» Written problem:
Only the pictures are omitted; repeat all other data exactly.

» Extracted data:
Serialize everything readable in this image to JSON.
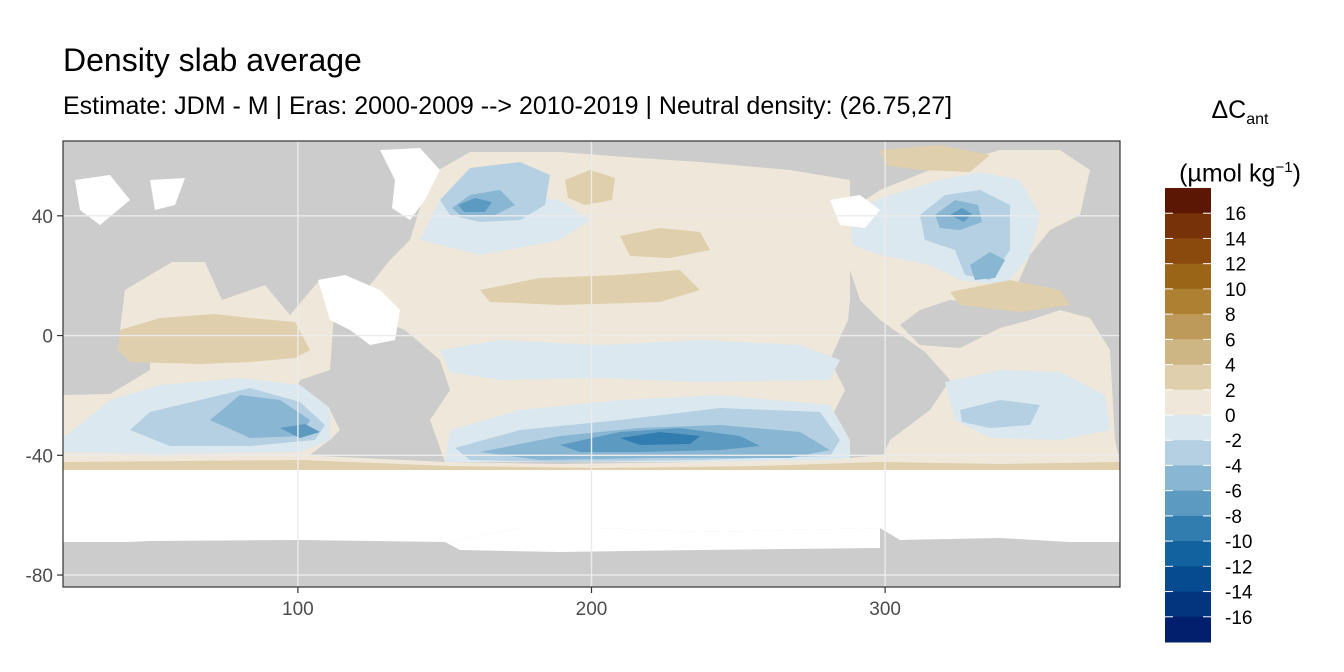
{
  "chart_data": {
    "type": "heatmap",
    "title": "Density slab average",
    "subtitle": "Estimate: JDM - M | Eras: 2000-2009 --> 2010-2019 | Neutral density: (26.75,27]",
    "legend": {
      "title_symbol": "ΔC",
      "title_subscript": "ant",
      "unit_prefix": "(µmol kg",
      "unit_superscript": "−1",
      "unit_suffix": ")",
      "placement": "right",
      "tick_labels": [
        "16",
        "14",
        "12",
        "10",
        "8",
        "6",
        "4",
        "2",
        "0",
        "-2",
        "-4",
        "-6",
        "-8",
        "-10",
        "-12",
        "-14",
        "-16"
      ],
      "colors": [
        "#5b1704",
        "#77320a",
        "#8a4a0d",
        "#9a6516",
        "#ae8132",
        "#bd9a5a",
        "#ceb584",
        "#e0cfac",
        "#eee7da",
        "#dce8ef",
        "#b4d0e2",
        "#89b6d3",
        "#5c9ac2",
        "#327db0",
        "#1262a0",
        "#064b8f",
        "#03357e",
        "#021f6e"
      ]
    },
    "xaxis": {
      "range": [
        20,
        380
      ],
      "ticks": [
        100,
        200,
        300
      ]
    },
    "yaxis": {
      "range": [
        -84,
        65
      ],
      "ticks": [
        40,
        0,
        -40,
        -80
      ]
    },
    "grid": true,
    "land_color": "#cccccc",
    "no_data_color": "#ffffff"
  }
}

» Task output:
Serialize everything readable in this image to JSON.
{
  "chart_data": {
    "type": "heatmap",
    "title": "Density slab average",
    "subtitle": "Estimate: JDM - M | Eras: 2000-2009 --> 2010-2019 | Neutral density: (26.75,27]",
    "legend": {
      "title_symbol": "ΔC",
      "title_subscript": "ant",
      "unit_prefix": "(µmol kg",
      "unit_superscript": "−1",
      "unit_suffix": ")",
      "placement": "right",
      "tick_labels": [
        "16",
        "14",
        "12",
        "10",
        "8",
        "6",
        "4",
        "2",
        "0",
        "-2",
        "-4",
        "-6",
        "-8",
        "-10",
        "-12",
        "-14",
        "-16"
      ],
      "colors": [
        "#5b1704",
        "#77320a",
        "#8a4a0d",
        "#9a6516",
        "#ae8132",
        "#bd9a5a",
        "#ceb584",
        "#e0cfac",
        "#eee7da",
        "#dce8ef",
        "#b4d0e2",
        "#89b6d3",
        "#5c9ac2",
        "#327db0",
        "#1262a0",
        "#064b8f",
        "#03357e",
        "#021f6e"
      ]
    },
    "xaxis": {
      "range": [
        20,
        380
      ],
      "ticks": [
        100,
        200,
        300
      ]
    },
    "yaxis": {
      "range": [
        -84,
        65
      ],
      "ticks": [
        40,
        0,
        -40,
        -80
      ]
    },
    "grid": true,
    "land_color": "#cccccc",
    "no_data_color": "#ffffff"
  }
}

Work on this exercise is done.